Search the listing below for the string "author" and copy every line where it occurs.

# Rows
┌────────

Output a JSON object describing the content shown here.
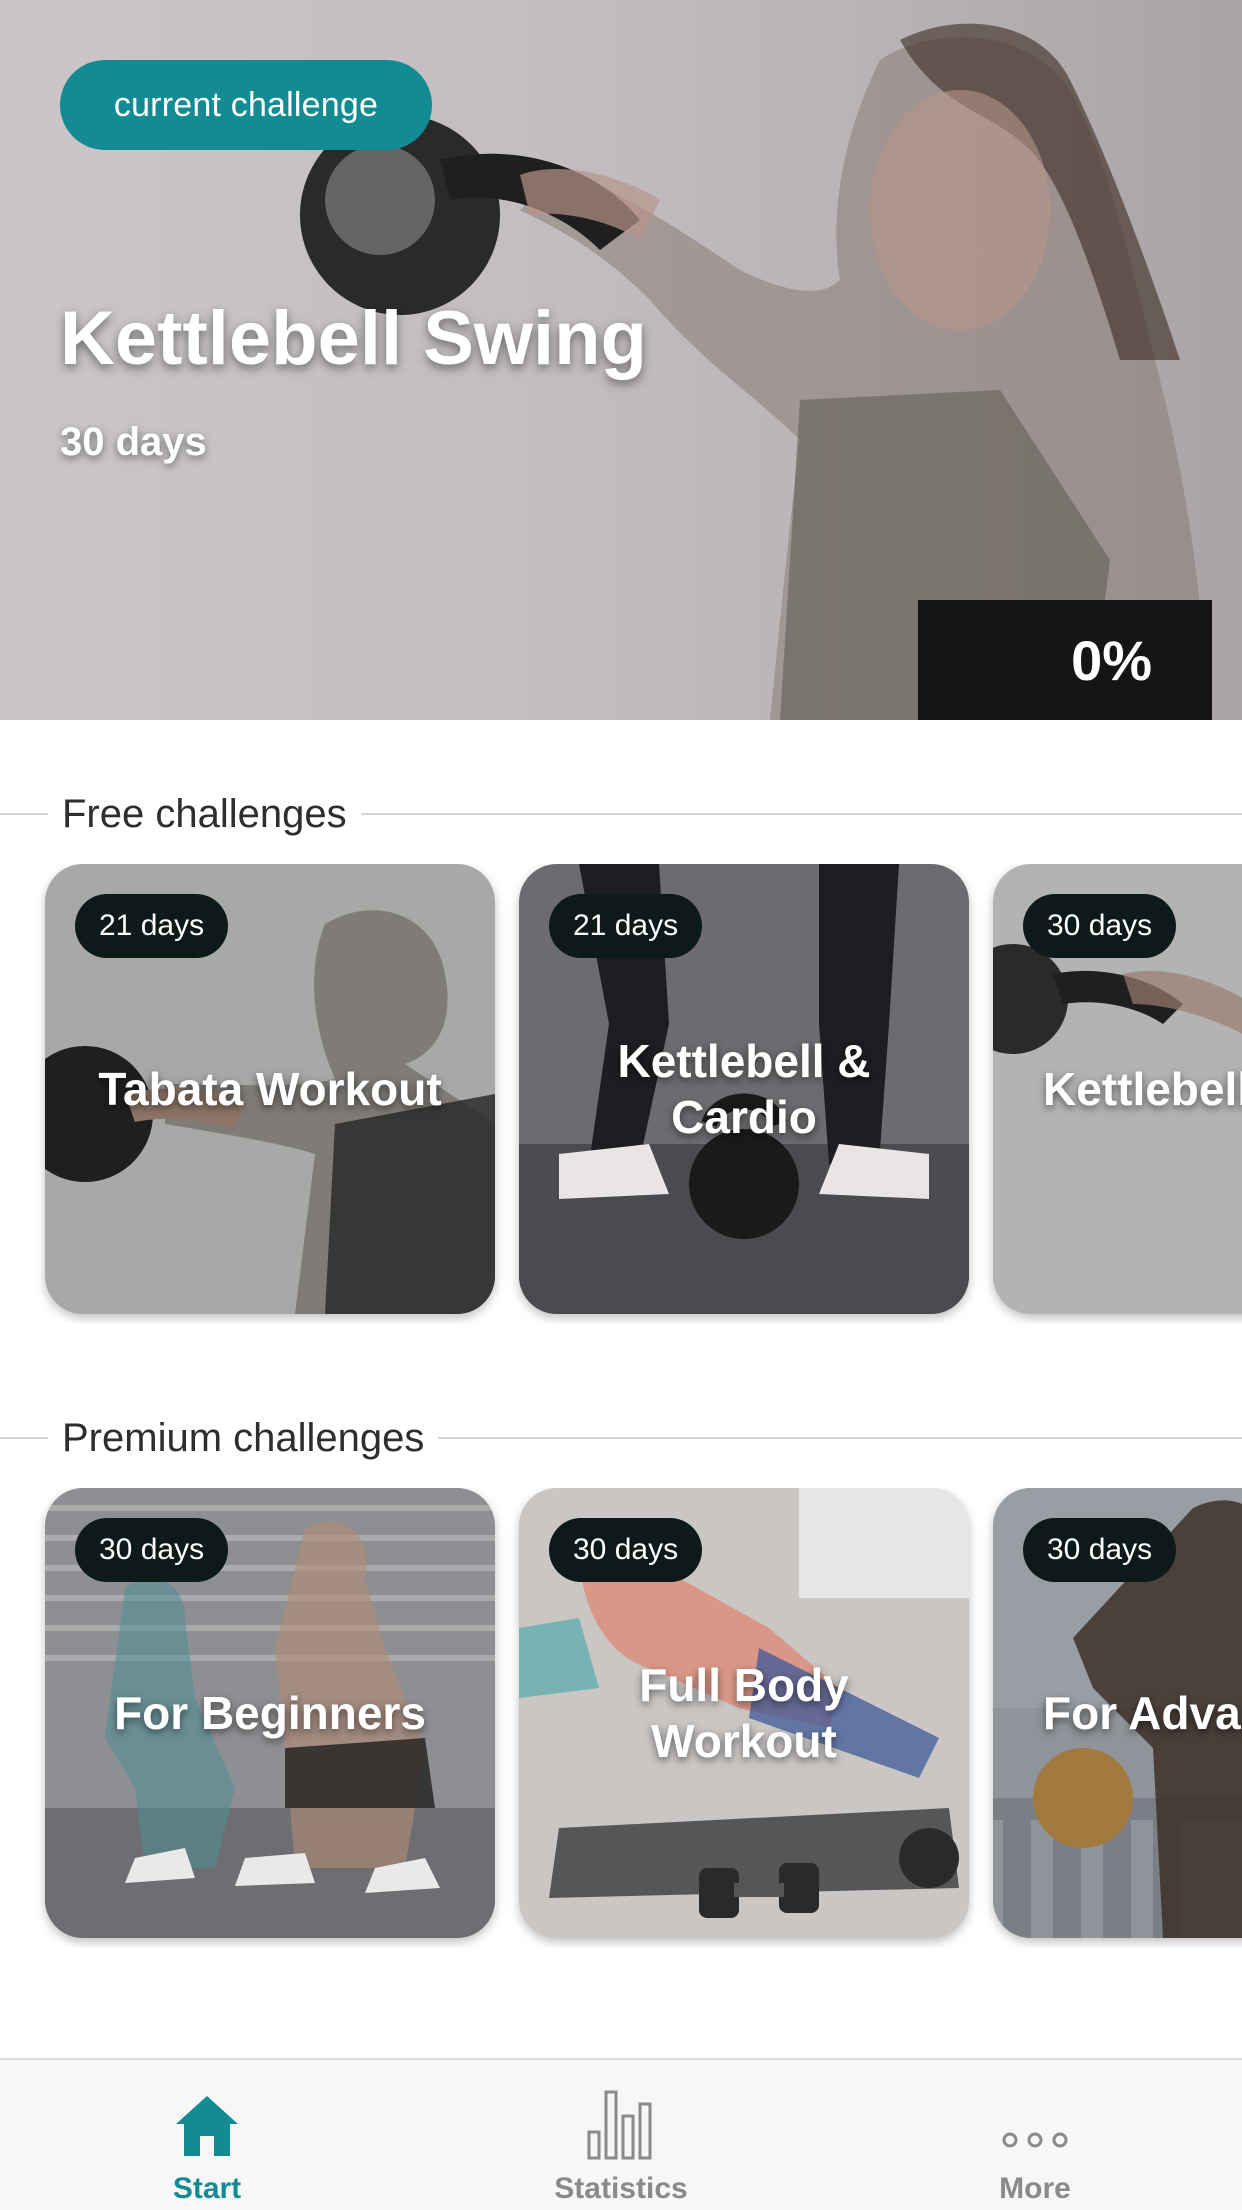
{
  "hero": {
    "badge": "current challenge",
    "title": "Kettlebell Swing",
    "subtitle": "30 days",
    "progress_text": "0%",
    "progress_value": 0
  },
  "free_section": {
    "heading": "Free challenges",
    "cards": [
      {
        "days": "21 days",
        "title": "Tabata Workout"
      },
      {
        "days": "21 days",
        "title": "Kettlebell &\nCardio"
      },
      {
        "days": "30 days",
        "title": "Kettlebell"
      }
    ]
  },
  "premium_section": {
    "heading": "Premium challenges",
    "cards": [
      {
        "days": "30 days",
        "title": "For Beginners"
      },
      {
        "days": "30 days",
        "title": "Full Body\nWorkout"
      },
      {
        "days": "30 days",
        "title": "For Adva"
      }
    ]
  },
  "nav": {
    "items": [
      {
        "label": "Start",
        "icon": "home-icon",
        "active": true
      },
      {
        "label": "Statistics",
        "icon": "bar-chart-icon",
        "active": false
      },
      {
        "label": "More",
        "icon": "more-dots-icon",
        "active": false
      }
    ]
  },
  "colors": {
    "accent": "#138b92",
    "badge_dark": "#0e1a1a",
    "nav_inactive": "#8a8a8a"
  }
}
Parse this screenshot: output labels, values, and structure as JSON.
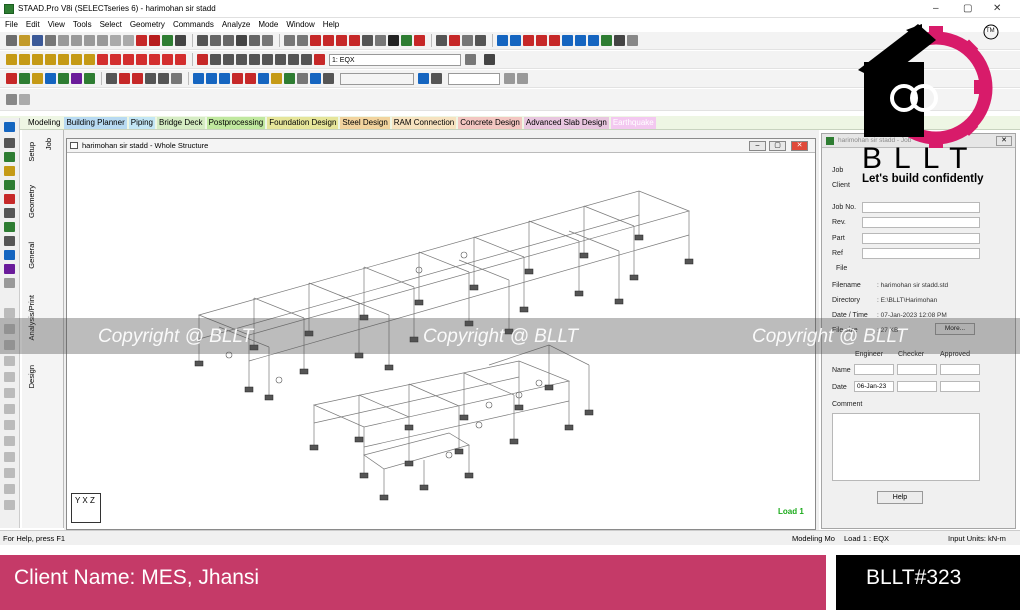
{
  "window": {
    "title": "STAAD.Pro V8i (SELECTseries 6) - harimohan sir stadd",
    "controls": [
      "–",
      "▢",
      "✕"
    ]
  },
  "menu": [
    "File",
    "Edit",
    "View",
    "Tools",
    "Select",
    "Geometry",
    "Commands",
    "Analyze",
    "Mode",
    "Window",
    "Help"
  ],
  "toolbar": {
    "load_case_combo": "1: EQX"
  },
  "mode_tabs": [
    {
      "label": "Modeling",
      "color": "#eef6e4"
    },
    {
      "label": "Building Planner",
      "color": "#b8daf2"
    },
    {
      "label": "Piping",
      "color": "#c3e6f5"
    },
    {
      "label": "Bridge Deck",
      "color": "#d5ecc3"
    },
    {
      "label": "Postprocessing",
      "color": "#c0e89f"
    },
    {
      "label": "Foundation Design",
      "color": "#e6e59a"
    },
    {
      "label": "Steel Design",
      "color": "#f2d39e"
    },
    {
      "label": "RAM Connection",
      "color": "#f6e2bf"
    },
    {
      "label": "Concrete Design",
      "color": "#f3c6c1"
    },
    {
      "label": "Advanced Slab Design",
      "color": "#e8c6df"
    },
    {
      "label": "Earthquake",
      "color": "#f3c8f0"
    }
  ],
  "page_control_tabs": [
    "Job",
    "Setup",
    "Geometry",
    "General",
    "Analysis/Print",
    "Design"
  ],
  "view": {
    "title": "harimohan sir stadd - Whole Structure",
    "load_label": "Load 1",
    "axis_triad": "Y X Z"
  },
  "job_panel": {
    "title": "harimohan sir stadd - Job",
    "labels": {
      "job": "Job",
      "client": "Client",
      "job_no": "Job No.",
      "rev": "Rev.",
      "part": "Part",
      "ref": "Ref",
      "file_group": "File",
      "filename": "Filename",
      "directory": "Directory",
      "date_time": "Date / Time",
      "file_size": "File size",
      "more_button": "More...",
      "engineer": "Engineer",
      "checker": "Checker",
      "approved": "Approved",
      "name": "Name",
      "date": "Date",
      "comment": "Comment",
      "help_button": "Help"
    },
    "values": {
      "filename": ": harimohan sir stadd.std",
      "directory": ": E:\\BLLT\\Harimohan",
      "date_time": ": 07-Jan-2023     12:08 PM",
      "file_size": ": 27 KB",
      "engineer_date": "06-Jan-23"
    }
  },
  "status": {
    "help": "For Help, press F1",
    "mode": "Modeling Mo",
    "load": "Load 1 : EQX",
    "units": "Input Units:  kN-m"
  },
  "watermark": [
    "Copyright @ BLLT",
    "Copyright @ BLLT",
    "Copyright @ BLLT"
  ],
  "logo": {
    "wordmark": "BLLT",
    "tagline": "Let's build confidently",
    "trademark": "TM",
    "accent": "#d81b6a"
  },
  "banner": {
    "client": "Client Name: MES, Jhansi",
    "code": "BLLT#323",
    "client_bg": "#c53a68",
    "code_bg": "#000000"
  }
}
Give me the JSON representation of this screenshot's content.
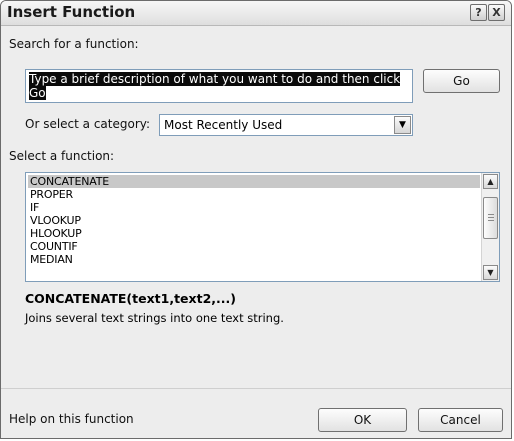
{
  "dialog": {
    "title": "Insert Function",
    "help_button": "?",
    "close_button": "X"
  },
  "search": {
    "label": "Search for a function:",
    "value": "Type a brief description of what you want to do and then click Go",
    "go_button": "Go"
  },
  "category": {
    "label": "Or select a category:",
    "selected": "Most Recently Used"
  },
  "functions": {
    "label": "Select a function:",
    "items": [
      "CONCATENATE",
      "PROPER",
      "IF",
      "VLOOKUP",
      "HLOOKUP",
      "COUNTIF",
      "MEDIAN"
    ],
    "selected_index": 0
  },
  "selected_function": {
    "signature": "CONCATENATE(text1,text2,...)",
    "description": "Joins several text strings into one text string."
  },
  "footer": {
    "help_link": "Help on this function",
    "ok_button": "OK",
    "cancel_button": "Cancel"
  },
  "icons": {
    "combo_arrow": "chevron-down-icon",
    "scroll_up": "arrow-up-icon",
    "scroll_down": "arrow-down-icon"
  }
}
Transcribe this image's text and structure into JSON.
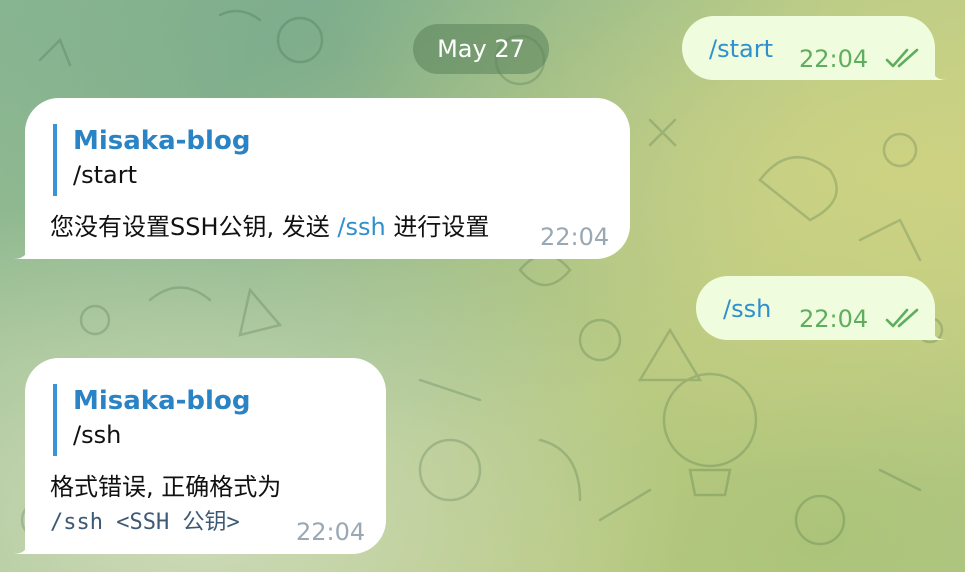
{
  "date_separator": "May 27",
  "colors": {
    "outgoing_bubble": "#effdde",
    "incoming_bubble": "#ffffff",
    "link": "#2f8fcf",
    "reply_name": "#2a83c4",
    "outgoing_time": "#5fad5e",
    "incoming_time": "#9aa8b3"
  },
  "messages": [
    {
      "direction": "outgoing",
      "text": "/start",
      "time": "22:04",
      "status_icon": "double-check-icon"
    },
    {
      "direction": "incoming",
      "reply_to": {
        "name": "Misaka-blog",
        "text": "/start"
      },
      "text_before": "您没有设置SSH公钥, 发送 ",
      "link": "/ssh",
      "text_after": " 进行设置",
      "time": "22:04"
    },
    {
      "direction": "outgoing",
      "text": "/ssh",
      "time": "22:04",
      "status_icon": "double-check-icon"
    },
    {
      "direction": "incoming",
      "reply_to": {
        "name": "Misaka-blog",
        "text": "/ssh"
      },
      "text": "格式错误, 正确格式为",
      "code": "/ssh <SSH 公钥>",
      "time": "22:04"
    }
  ]
}
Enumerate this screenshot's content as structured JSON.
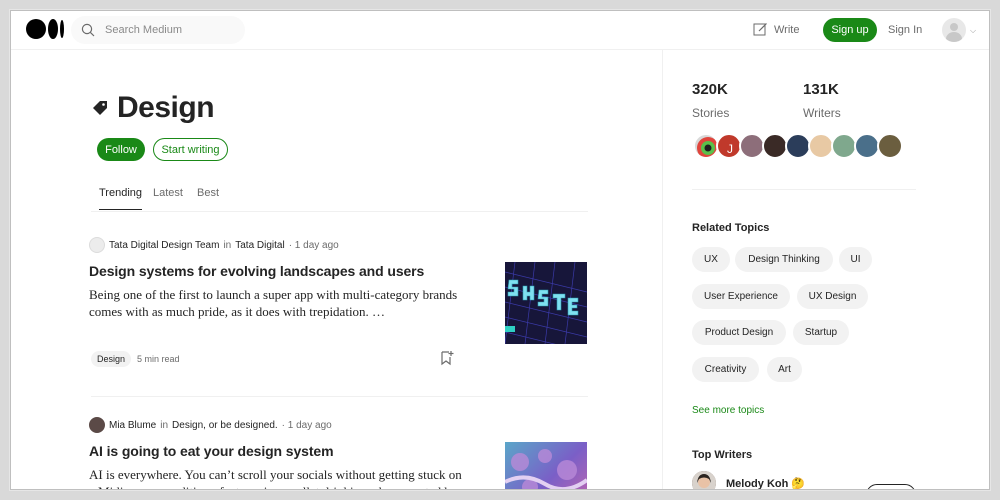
{
  "header": {
    "search_placeholder": "Search Medium",
    "write_label": "Write",
    "signup_label": "Sign up",
    "signin_label": "Sign In"
  },
  "topic": {
    "title": "Design",
    "follow_label": "Follow",
    "start_writing_label": "Start writing"
  },
  "tabs": [
    {
      "label": "Trending",
      "active": true
    },
    {
      "label": "Latest",
      "active": false
    },
    {
      "label": "Best",
      "active": false
    }
  ],
  "articles": [
    {
      "author": "Tata Digital Design Team",
      "in_word": "in",
      "publication": "Tata Digital",
      "time": "· 1 day ago",
      "title": "Design systems for evolving landscapes and users",
      "excerpt": "Being one of the first to launch a super app with multi-category brands comes with as much pride, as it does with trepidation. …",
      "tag": "Design",
      "read_time": "5 min read"
    },
    {
      "author": "Mia Blume",
      "in_word": "in",
      "publication": "Design, or be designed.",
      "time": "· 1 day ago",
      "title": "AI is going to eat your design system",
      "excerpt": "AI is everywhere. You can’t scroll your socials without getting stuck on a Midjourney rendition of a t-rex in a mullet drinking a beer, posted by"
    }
  ],
  "stats": {
    "stories_value": "320K",
    "stories_label": "Stories",
    "writers_value": "131K",
    "writers_label": "Writers"
  },
  "related": {
    "heading": "Related Topics",
    "topics": [
      "UX",
      "Design Thinking",
      "UI",
      "User Experience",
      "UX Design",
      "Product Design",
      "Startup",
      "Creativity",
      "Art"
    ],
    "see_more": "See more topics"
  },
  "top_writers": {
    "heading": "Top Writers",
    "first_name": "Melody Koh 🤔"
  },
  "colors": {
    "brand_green": "#1a8917",
    "text": "#242424",
    "muted": "#6b6b6b",
    "chip_bg": "#f2f2f2"
  }
}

└────────

# Right answer
      "author": "Tata Digital Design Team",
      "author": "Mia Blume",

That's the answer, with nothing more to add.